PROBLEM STATEMENT:
Revise the data so that each "dimension" becomes "measurement", with nothing else altered. Leave the pictures out of your answer.

DATASET CONTENT:
* begin *
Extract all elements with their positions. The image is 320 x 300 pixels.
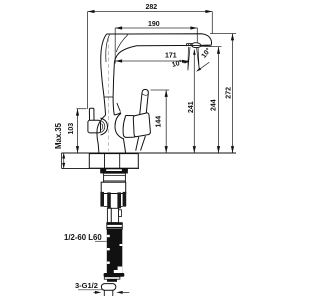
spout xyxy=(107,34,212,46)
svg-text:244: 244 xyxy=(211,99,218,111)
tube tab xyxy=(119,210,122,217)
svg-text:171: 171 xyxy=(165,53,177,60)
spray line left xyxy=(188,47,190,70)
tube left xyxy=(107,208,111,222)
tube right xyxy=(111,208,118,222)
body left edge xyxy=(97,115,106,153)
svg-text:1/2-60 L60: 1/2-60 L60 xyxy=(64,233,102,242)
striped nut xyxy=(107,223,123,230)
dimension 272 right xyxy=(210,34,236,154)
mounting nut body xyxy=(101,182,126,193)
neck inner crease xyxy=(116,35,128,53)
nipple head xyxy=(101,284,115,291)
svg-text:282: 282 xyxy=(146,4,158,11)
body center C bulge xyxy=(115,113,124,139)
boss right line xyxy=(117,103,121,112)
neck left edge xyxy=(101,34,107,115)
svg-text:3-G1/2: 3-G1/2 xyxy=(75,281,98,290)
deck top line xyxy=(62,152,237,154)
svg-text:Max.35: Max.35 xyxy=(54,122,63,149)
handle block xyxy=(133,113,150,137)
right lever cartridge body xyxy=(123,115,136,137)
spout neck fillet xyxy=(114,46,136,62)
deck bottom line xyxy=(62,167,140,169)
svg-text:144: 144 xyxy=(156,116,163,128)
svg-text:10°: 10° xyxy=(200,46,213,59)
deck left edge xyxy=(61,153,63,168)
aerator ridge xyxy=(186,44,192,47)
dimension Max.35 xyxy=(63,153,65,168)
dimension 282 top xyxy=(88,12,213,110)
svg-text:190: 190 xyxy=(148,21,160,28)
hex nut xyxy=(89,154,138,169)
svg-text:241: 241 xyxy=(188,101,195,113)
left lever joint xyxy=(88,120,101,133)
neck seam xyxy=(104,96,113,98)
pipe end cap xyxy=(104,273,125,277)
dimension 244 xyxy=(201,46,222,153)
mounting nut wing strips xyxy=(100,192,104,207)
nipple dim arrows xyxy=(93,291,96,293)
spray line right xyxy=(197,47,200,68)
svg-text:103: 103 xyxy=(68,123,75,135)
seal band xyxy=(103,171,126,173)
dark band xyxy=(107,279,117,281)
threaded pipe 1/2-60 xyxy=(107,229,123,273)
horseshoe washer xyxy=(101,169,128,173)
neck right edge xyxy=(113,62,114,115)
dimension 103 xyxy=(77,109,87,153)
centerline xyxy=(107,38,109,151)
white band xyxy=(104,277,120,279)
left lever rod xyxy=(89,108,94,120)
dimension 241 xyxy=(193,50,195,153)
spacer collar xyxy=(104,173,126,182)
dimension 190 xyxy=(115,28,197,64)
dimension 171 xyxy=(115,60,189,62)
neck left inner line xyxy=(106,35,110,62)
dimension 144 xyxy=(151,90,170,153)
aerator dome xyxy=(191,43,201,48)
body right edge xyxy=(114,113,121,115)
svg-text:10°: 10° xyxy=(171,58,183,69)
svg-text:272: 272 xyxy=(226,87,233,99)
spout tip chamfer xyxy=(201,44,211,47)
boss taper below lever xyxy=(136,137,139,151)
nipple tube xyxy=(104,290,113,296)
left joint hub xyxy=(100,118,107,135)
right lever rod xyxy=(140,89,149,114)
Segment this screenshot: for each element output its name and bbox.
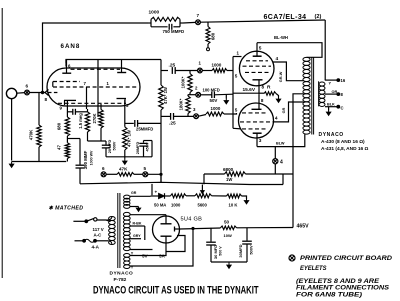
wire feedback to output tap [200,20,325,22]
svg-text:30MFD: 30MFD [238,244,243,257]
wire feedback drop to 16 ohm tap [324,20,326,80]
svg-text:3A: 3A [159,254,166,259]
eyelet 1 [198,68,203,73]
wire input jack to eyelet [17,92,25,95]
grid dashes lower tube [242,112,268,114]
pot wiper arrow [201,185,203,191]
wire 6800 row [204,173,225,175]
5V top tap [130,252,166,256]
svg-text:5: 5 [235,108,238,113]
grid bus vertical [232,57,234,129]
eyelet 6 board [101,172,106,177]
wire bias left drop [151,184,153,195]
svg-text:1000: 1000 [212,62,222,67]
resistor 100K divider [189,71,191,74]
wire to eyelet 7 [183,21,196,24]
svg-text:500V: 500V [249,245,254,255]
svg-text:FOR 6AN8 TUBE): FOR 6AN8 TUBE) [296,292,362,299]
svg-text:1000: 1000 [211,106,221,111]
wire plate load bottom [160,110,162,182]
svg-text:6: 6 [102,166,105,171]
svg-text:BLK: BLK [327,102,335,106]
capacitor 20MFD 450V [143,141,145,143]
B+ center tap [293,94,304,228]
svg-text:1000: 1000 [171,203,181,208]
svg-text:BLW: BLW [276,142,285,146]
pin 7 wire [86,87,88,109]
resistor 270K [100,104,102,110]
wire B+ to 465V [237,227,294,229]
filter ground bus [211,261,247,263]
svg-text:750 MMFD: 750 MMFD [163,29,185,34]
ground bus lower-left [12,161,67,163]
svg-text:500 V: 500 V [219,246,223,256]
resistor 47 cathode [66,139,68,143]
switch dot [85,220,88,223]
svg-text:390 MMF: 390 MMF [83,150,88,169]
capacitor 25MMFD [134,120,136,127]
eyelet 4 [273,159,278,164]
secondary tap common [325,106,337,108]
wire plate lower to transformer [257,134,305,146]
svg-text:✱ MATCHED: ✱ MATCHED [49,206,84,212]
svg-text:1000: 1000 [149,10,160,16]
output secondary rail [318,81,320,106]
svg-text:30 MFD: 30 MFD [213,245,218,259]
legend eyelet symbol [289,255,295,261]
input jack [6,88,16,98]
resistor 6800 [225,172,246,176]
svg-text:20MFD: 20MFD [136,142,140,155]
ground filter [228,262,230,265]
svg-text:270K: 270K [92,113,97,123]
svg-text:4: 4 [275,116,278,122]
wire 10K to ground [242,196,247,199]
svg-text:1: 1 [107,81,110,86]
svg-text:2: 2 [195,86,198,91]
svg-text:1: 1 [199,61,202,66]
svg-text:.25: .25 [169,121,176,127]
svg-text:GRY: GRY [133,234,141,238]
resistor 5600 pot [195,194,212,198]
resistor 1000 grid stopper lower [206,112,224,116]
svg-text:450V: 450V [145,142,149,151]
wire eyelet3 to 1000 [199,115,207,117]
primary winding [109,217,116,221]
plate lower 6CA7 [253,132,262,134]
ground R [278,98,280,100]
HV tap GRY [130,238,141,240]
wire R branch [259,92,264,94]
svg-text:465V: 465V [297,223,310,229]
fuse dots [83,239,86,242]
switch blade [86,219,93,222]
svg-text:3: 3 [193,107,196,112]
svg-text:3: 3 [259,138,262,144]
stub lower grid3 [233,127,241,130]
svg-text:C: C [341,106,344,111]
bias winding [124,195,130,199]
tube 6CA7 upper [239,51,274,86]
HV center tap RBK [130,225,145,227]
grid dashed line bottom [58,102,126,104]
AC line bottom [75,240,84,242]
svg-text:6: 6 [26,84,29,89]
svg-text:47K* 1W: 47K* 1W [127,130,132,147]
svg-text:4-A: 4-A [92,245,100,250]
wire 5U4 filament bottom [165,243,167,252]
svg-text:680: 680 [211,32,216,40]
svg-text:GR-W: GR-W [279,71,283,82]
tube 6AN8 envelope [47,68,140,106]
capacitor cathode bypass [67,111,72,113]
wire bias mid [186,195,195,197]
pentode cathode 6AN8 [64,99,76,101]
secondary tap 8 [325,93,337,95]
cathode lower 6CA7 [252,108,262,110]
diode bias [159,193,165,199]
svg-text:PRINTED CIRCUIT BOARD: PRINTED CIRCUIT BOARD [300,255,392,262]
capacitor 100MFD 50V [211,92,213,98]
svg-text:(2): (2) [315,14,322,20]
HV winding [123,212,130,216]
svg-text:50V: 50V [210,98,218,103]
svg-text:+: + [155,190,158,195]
* end *
ANSWER FOR THIS EXERCISE:
Extract all elements with their positions. The image is 320 x 300 pixels.
spout xyxy=(107,34,212,46)
svg-text:244: 244 xyxy=(211,99,218,111)
tube tab xyxy=(119,210,122,217)
svg-text:171: 171 xyxy=(165,53,177,60)
spray line left xyxy=(188,47,190,70)
tube left xyxy=(107,208,111,222)
tube right xyxy=(111,208,118,222)
body left edge xyxy=(97,115,106,153)
svg-text:1/2-60 L60: 1/2-60 L60 xyxy=(64,233,102,242)
striped nut xyxy=(107,223,123,230)
measurement 272 right xyxy=(210,34,236,154)
mounting nut body xyxy=(101,182,126,193)
neck inner crease xyxy=(116,35,128,53)
nipple head xyxy=(101,284,115,291)
svg-text:282: 282 xyxy=(146,4,158,11)
body center C bulge xyxy=(115,113,124,139)
boss right line xyxy=(117,103,121,112)
neck left edge xyxy=(101,34,107,115)
svg-text:3-G1/2: 3-G1/2 xyxy=(75,281,98,290)
deck top line xyxy=(62,152,237,154)
svg-text:Max.35: Max.35 xyxy=(54,122,63,149)
handle block xyxy=(133,113,150,137)
right lever cartridge body xyxy=(123,115,136,137)
spout neck fillet xyxy=(114,46,136,62)
deck bottom line xyxy=(62,167,140,169)
svg-text:144: 144 xyxy=(156,116,163,128)
svg-text:10°: 10° xyxy=(200,46,213,59)
deck left edge xyxy=(61,153,63,168)
aerator ridge xyxy=(186,44,192,47)
measurement Max.35 xyxy=(63,153,65,168)
measurement 282 top xyxy=(88,12,213,110)
svg-text:190: 190 xyxy=(148,21,160,28)
hex nut xyxy=(89,154,138,169)
svg-text:241: 241 xyxy=(188,101,195,113)
left lever joint xyxy=(88,120,101,133)
neck seam xyxy=(104,96,113,98)
pipe end cap xyxy=(104,273,125,277)
measurement 244 xyxy=(201,46,222,153)
mounting nut wing strips xyxy=(100,192,104,207)
nipple dim arrows xyxy=(93,291,96,293)
spray line right xyxy=(197,47,200,68)
svg-text:103: 103 xyxy=(68,123,75,135)
seal band xyxy=(103,171,126,173)
dark band xyxy=(107,279,117,281)
threaded pipe 1/2-60 xyxy=(107,229,123,273)
horseshoe washer xyxy=(101,169,128,173)
neck right edge xyxy=(113,62,114,115)
measurement 103 xyxy=(77,109,87,153)
centerline xyxy=(107,38,109,151)
white band xyxy=(104,277,120,279)
left lever rod xyxy=(89,108,94,120)
measurement 241 xyxy=(193,50,195,153)
spacer collar xyxy=(104,173,126,182)
measurement 190 xyxy=(115,28,197,64)
measurement 171 xyxy=(115,60,189,62)
neck left inner line xyxy=(106,35,110,62)
measurement 144 xyxy=(151,90,170,153)
aerator dome xyxy=(191,43,201,48)
body right edge xyxy=(114,113,121,115)
svg-text:10°: 10° xyxy=(171,58,183,69)
svg-text:272: 272 xyxy=(226,87,233,99)
spout tip chamfer xyxy=(201,44,211,47)
boss taper below lever xyxy=(136,137,139,151)
nipple tube xyxy=(104,290,113,296)
left joint hub xyxy=(100,118,107,135)
right lever rod xyxy=(140,89,149,114)
Segment this screenshot: for each element output its name and bbox.
wire feedback to output tap [200,20,325,22]
svg-text:30MFD: 30MFD [238,244,243,257]
wire feedback drop to 16 ohm tap [324,20,326,80]
svg-text:3A: 3A [159,254,166,259]
eyelet 1 [198,68,203,73]
wire input jack to eyelet [17,92,25,95]
grid dashes lower tube [242,112,268,114]
pot wiper arrow [201,185,203,191]
wire 6800 row [204,173,225,175]
5V top tap [130,252,166,256]
svg-text:5: 5 [235,108,238,113]
grid bus vertical [232,57,234,129]
eyelet 6 board [101,172,106,177]
wire bias left drop [151,184,153,195]
svg-text:1000: 1000 [212,62,222,67]
resistor 100K divider [189,71,191,74]
wire to eyelet 7 [183,21,196,24]
svg-text:500V: 500V [249,245,254,255]
svg-text:FOR 6AN8 TUBE): FOR 6AN8 TUBE) [296,292,362,299]
svg-text:1000: 1000 [211,106,221,111]
wire plate load bottom [160,110,162,182]
svg-text:6: 6 [102,166,105,171]
svg-text:BLK: BLK [327,102,335,106]
capacitor 20MFD 450V [143,141,145,143]
B+ center tap [293,94,304,228]
svg-text:1000: 1000 [171,203,181,208]
svg-text:BLW: BLW [276,142,285,146]
pin 7 wire [86,87,88,109]
resistor 270K [100,104,102,110]
wire B+ to 465V [237,227,294,229]
filter ground bus [211,261,247,263]
svg-text:750 MMFD: 750 MMFD [163,29,185,34]
ground bus lower-left [12,161,67,163]
svg-text:500 V: 500 V [219,246,223,256]
resistor 47 cathode [66,139,68,143]
switch dot [85,220,88,223]
svg-text:390 MMF: 390 MMF [83,150,88,169]
capacitor 25MMFD [134,120,136,127]
eyelet 4 [273,159,278,164]
secondary tap common [325,106,337,108]
wire plate lower to transformer [257,134,305,146]
svg-text:✱ MATCHED: ✱ MATCHED [49,206,84,212]
svg-text:1000: 1000 [149,10,160,16]
output secondary rail [318,81,320,106]
svg-text:30 MFD: 30 MFD [213,245,218,259]
legend eyelet symbol [289,255,295,261]
input jack [6,88,16,98]
resistor 6800 [225,172,246,176]
svg-text:20MFD: 20MFD [136,142,140,155]
ground filter [228,262,230,265]
svg-text:270K: 270K [92,113,97,123]
svg-text:4: 4 [275,116,278,122]
wire 10K to ground [242,196,247,199]
svg-text:1: 1 [107,81,110,86]
svg-text:2: 2 [195,86,198,91]
svg-text:1: 1 [199,61,202,66]
svg-text:.25: .25 [169,121,176,127]
svg-text:GRY: GRY [133,234,141,238]
resistor 5600 pot [195,194,212,198]
resistor 1000 grid stopper lower [206,112,224,116]
svg-text:450V: 450V [145,142,149,151]
wire eyelet3 to 1000 [199,115,207,117]
primary winding [109,217,116,221]
plate lower 6CA7 [253,132,262,134]
ground R [278,98,280,100]
HV tap GRY [130,238,141,240]
wire R branch [259,92,264,94]
svg-text:465V: 465V [297,223,310,229]
fuse dots [83,239,86,242]
switch blade [86,219,93,222]
svg-text:3: 3 [193,107,196,112]
svg-text:3: 3 [259,138,262,144]
stub lower grid3 [233,127,241,130]
svg-text:C: C [341,106,344,111]
bias winding [124,195,130,199]
tube 6CA7 upper [239,51,274,86]
HV center tap RBK [130,225,145,227]
grid dashed line bottom [58,102,126,104]
AC line bottom [75,240,84,242]
svg-text:6: 6 [26,84,29,89]
svg-text:47K* 1W: 47K* 1W [127,130,132,147]
svg-text:4-A: 4-A [92,245,100,250]
wire 5U4 filament bottom [165,243,167,252]
svg-text:680: 680 [211,32,216,40]
svg-text:GR-W: GR-W [279,71,283,82]
tube 6AN8 envelope [47,68,140,106]
capacitor cathode bypass [67,111,72,113]
wire bias mid [186,195,195,197]
pentode cathode 6AN8 [64,99,76,101]
secondary tap 8 [325,93,337,95]
cathode lower 6CA7 [252,108,262,110]
diode bias [159,193,165,199]
svg-text:PRINTED CIRCUIT BOARD: PRINTED CIRCUIT BOARD [300,255,392,262]
capacitor 100MFD 50V [211,92,213,98]
svg-text:(2): (2) [315,14,322,20]
HV winding [123,212,130,216]
svg-text:50V: 50V [210,98,218,103]
svg-text:+: + [155,190,158,195]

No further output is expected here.